- **GIVEN RECORDS**:
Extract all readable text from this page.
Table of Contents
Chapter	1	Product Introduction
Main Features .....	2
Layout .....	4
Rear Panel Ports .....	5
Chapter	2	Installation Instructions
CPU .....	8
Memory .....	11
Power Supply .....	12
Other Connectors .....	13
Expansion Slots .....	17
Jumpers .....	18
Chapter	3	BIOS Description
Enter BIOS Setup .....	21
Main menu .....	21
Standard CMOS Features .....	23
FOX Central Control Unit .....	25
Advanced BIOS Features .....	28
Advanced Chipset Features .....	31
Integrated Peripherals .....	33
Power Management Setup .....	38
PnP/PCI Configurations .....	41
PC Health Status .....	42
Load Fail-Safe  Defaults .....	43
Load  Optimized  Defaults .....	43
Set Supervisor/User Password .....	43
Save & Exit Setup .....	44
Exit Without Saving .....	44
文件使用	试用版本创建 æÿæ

- **TO DO**: The records above must be repeated exactly, every one of them.

- **REPLY**:
Extract all readable text from this page.
Table of Contents
Chapter	1	Product Introduction
Main Features .....	2
Layout .....	4
Rear Panel Ports .....	5
Chapter	2	Installation Instructions
CPU .....	8
Memory .....	11
Power Supply .....	12
Other Connectors .....	13
Expansion Slots .....	17
Jumpers .....	18
Chapter	3	BIOS Description
Enter BIOS Setup .....	21
Main menu .....	21
Standard CMOS Features .....	23
FOX Central Control Unit .....	25
Advanced BIOS Features .....	28
Advanced Chipset Features .....	31
Integrated Peripherals .....	33
Power Management Setup .....	38
PnP/PCI Configurations .....	41
PC Health Status .....	42
Load Fail-Safe  Defaults .....	43
Load  Optimized  Defaults .....	43
Set Supervisor/User Password .....	43
Save & Exit Setup .....	44
Exit Without Saving .....	44
文件使用	试用版本创建 æÿæ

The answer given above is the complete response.